>> start RECORD EXTRACTS

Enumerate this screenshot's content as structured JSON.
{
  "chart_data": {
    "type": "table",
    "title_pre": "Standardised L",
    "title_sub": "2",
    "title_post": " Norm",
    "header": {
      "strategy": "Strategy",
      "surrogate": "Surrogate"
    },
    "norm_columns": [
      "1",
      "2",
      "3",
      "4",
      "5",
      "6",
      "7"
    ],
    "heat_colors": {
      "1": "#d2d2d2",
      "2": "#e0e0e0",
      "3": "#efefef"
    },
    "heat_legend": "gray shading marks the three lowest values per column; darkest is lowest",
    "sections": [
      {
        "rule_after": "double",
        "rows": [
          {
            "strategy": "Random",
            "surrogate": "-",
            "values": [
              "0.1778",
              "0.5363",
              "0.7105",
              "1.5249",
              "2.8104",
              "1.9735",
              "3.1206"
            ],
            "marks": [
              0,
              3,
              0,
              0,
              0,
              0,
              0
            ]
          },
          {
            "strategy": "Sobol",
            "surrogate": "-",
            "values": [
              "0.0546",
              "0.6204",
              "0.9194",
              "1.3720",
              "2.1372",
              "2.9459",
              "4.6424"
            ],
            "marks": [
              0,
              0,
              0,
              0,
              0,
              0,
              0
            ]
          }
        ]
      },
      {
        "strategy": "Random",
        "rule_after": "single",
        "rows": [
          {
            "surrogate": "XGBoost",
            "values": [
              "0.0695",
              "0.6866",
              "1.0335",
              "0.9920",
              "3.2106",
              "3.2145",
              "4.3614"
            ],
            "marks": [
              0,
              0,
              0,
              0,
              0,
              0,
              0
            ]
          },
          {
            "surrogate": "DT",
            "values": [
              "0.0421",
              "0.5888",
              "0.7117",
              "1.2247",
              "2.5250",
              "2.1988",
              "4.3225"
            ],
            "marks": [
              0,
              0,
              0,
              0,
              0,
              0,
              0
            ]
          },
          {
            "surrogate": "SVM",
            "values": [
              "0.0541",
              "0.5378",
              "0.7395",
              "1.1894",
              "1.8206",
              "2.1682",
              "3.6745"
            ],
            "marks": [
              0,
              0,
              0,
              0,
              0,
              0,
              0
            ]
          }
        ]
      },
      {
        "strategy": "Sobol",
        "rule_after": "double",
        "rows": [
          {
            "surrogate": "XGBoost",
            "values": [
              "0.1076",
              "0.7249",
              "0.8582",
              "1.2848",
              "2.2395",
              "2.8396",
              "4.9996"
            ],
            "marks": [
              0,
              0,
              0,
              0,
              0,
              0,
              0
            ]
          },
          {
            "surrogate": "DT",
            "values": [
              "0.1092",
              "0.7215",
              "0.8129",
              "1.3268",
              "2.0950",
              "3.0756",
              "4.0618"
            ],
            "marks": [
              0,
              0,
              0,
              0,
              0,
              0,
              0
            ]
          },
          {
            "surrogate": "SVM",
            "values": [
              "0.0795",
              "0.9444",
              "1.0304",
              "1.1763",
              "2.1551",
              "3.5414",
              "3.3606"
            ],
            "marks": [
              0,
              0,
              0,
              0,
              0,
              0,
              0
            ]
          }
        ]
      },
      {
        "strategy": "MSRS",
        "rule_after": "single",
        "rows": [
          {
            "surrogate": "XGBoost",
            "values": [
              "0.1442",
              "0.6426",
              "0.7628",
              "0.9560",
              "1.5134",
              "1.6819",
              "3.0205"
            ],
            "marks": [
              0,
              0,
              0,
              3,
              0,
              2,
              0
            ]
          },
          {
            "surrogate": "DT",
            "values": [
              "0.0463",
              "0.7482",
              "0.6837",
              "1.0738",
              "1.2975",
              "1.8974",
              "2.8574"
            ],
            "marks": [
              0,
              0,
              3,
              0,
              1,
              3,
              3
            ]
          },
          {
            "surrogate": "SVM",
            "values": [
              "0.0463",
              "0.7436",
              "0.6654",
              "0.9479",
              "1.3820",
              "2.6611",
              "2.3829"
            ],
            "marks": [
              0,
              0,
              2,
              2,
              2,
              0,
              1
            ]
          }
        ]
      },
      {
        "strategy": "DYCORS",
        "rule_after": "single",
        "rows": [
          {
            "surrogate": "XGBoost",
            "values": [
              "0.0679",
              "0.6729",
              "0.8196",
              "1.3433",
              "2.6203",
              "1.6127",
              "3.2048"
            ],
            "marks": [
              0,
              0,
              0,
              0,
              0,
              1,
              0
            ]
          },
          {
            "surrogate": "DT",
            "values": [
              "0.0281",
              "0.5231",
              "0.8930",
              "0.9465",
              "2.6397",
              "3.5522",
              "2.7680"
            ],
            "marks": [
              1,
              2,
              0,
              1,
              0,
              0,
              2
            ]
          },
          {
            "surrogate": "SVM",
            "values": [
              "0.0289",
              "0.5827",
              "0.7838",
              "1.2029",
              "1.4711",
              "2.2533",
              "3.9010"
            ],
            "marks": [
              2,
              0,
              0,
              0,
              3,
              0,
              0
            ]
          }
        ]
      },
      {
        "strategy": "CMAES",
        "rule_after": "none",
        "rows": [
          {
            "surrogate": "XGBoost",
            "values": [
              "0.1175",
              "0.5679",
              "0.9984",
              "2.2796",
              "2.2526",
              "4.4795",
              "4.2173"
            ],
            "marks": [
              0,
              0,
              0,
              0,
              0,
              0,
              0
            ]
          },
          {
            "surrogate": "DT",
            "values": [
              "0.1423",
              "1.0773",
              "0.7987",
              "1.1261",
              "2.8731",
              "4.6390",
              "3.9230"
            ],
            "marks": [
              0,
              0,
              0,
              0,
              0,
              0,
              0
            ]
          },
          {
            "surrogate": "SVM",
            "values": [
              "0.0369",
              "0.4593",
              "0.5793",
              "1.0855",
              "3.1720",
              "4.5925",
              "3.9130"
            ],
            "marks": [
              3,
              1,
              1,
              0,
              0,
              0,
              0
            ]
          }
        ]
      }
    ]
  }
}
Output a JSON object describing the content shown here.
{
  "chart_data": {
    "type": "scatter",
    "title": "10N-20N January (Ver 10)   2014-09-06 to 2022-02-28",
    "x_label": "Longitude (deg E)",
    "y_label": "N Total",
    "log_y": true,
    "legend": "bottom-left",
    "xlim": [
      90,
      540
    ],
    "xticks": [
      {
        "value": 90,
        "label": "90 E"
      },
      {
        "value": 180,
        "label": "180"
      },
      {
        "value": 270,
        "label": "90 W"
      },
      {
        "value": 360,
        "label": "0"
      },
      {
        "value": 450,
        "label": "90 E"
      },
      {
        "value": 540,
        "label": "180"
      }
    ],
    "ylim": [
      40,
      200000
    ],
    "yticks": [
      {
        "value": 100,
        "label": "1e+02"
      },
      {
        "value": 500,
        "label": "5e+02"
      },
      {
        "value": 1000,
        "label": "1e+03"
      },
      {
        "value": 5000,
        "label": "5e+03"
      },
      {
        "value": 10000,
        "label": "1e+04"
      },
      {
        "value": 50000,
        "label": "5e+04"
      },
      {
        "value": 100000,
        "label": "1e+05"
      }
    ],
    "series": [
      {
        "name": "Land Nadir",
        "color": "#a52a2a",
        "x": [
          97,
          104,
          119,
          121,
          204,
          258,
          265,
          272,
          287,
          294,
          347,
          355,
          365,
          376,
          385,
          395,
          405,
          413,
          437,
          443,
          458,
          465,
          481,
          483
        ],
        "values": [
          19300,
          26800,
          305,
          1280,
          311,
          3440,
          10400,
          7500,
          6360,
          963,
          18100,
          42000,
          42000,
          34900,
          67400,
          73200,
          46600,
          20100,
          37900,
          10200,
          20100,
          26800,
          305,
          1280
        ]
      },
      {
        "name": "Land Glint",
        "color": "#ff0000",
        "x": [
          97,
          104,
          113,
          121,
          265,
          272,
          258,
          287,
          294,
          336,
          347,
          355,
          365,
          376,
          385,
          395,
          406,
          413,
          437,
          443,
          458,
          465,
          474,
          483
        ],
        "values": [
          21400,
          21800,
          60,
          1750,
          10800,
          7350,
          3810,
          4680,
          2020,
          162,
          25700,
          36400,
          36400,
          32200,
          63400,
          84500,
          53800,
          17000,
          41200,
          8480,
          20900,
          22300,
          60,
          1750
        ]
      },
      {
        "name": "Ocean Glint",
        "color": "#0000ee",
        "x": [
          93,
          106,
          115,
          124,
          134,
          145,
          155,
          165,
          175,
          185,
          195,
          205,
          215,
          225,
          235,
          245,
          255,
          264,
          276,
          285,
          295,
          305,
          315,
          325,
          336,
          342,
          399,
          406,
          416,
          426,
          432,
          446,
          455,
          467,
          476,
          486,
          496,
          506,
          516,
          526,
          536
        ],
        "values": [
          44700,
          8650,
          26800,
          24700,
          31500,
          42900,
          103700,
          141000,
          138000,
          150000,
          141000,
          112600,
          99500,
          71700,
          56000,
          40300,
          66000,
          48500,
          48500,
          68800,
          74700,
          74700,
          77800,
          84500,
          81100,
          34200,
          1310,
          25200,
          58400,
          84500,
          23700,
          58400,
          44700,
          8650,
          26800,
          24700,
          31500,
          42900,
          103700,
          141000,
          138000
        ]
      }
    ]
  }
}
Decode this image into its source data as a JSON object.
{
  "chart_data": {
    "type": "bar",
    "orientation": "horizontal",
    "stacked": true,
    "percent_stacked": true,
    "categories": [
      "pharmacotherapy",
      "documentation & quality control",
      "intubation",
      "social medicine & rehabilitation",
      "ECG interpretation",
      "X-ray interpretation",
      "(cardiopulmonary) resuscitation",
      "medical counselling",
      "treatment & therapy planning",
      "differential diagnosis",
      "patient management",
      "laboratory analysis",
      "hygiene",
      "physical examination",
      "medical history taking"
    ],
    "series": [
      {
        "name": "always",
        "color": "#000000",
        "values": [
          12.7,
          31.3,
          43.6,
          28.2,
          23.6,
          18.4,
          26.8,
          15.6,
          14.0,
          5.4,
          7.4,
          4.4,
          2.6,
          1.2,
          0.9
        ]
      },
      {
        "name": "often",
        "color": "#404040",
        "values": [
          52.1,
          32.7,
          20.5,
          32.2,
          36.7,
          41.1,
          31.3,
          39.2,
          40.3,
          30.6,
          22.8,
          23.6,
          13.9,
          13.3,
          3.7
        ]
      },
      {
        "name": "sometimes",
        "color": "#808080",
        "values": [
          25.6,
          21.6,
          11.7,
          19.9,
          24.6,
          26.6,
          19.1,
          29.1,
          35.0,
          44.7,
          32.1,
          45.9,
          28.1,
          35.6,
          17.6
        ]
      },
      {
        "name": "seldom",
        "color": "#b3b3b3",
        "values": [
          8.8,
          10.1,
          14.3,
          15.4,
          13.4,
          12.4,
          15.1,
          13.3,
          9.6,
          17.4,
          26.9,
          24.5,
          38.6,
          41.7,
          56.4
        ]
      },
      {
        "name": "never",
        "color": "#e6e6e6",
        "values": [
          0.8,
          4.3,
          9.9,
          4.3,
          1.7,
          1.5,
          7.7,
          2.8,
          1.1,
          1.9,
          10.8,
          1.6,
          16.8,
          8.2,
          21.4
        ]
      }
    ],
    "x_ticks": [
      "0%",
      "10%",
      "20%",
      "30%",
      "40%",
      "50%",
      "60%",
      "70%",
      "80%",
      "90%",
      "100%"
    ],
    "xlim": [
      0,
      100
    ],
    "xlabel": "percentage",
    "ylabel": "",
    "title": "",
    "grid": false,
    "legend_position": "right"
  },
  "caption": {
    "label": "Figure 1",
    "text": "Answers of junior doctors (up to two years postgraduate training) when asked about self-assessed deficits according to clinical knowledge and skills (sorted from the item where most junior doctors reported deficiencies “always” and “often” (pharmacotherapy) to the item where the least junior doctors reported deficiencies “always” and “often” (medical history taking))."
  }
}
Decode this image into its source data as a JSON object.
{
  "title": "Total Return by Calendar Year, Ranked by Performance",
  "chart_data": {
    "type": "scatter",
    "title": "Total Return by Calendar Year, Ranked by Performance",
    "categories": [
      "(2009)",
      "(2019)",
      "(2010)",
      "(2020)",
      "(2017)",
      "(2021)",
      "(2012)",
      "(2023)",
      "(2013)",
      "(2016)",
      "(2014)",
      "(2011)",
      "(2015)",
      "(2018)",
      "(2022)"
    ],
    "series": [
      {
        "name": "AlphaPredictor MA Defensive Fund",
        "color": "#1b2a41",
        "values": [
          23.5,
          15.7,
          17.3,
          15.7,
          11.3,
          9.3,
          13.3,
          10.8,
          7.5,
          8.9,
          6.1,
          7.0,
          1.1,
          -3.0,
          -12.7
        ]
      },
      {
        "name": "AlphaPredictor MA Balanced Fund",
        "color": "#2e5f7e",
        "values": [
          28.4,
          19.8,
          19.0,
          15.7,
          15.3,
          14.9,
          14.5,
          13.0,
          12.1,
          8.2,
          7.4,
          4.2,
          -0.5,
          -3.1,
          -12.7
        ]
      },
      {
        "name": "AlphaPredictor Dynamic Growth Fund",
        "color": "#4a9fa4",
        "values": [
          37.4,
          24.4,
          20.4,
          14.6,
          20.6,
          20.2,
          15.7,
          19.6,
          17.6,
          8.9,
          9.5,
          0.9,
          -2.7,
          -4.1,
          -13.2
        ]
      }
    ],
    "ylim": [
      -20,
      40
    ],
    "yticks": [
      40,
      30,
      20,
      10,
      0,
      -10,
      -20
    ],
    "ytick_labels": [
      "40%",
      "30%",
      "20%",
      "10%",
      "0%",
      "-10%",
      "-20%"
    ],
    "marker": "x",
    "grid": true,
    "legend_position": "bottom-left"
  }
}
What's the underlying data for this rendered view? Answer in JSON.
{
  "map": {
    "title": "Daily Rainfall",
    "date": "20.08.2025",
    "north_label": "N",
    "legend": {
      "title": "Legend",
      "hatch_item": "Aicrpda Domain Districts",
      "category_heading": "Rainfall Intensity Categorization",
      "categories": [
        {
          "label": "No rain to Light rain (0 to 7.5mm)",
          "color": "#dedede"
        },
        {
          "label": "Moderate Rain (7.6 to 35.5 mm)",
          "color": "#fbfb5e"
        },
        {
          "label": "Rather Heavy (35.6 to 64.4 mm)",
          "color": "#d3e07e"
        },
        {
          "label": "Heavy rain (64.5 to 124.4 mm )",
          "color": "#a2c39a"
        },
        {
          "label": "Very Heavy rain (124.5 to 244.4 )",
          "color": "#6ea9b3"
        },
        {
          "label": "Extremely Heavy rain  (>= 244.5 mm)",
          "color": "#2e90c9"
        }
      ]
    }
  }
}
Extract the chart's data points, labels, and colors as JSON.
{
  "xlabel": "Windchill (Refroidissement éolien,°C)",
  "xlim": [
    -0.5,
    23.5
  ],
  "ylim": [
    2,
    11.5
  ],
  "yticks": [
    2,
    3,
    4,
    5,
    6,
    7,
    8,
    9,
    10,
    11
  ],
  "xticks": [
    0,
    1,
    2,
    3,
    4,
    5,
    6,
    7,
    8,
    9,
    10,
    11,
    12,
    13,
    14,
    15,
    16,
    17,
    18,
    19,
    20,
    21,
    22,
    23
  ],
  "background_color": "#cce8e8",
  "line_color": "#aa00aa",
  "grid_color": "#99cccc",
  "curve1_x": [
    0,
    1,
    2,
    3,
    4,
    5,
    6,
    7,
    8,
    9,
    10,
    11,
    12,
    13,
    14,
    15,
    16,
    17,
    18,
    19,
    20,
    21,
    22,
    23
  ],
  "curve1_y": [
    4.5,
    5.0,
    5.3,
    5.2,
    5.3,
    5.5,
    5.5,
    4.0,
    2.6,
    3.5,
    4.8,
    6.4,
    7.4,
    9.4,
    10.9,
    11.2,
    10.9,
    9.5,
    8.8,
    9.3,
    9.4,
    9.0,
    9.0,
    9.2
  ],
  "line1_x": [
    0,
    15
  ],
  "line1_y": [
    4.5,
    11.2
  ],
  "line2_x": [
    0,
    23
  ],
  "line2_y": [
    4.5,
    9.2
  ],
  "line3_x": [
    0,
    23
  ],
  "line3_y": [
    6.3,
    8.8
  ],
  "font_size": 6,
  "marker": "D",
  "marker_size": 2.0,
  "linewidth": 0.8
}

>> end RECORD EXTRACTS

In the records above, tally the lines where the word "always" appears, and give the number and nothing else.

## ANSWER TO THE TASK
2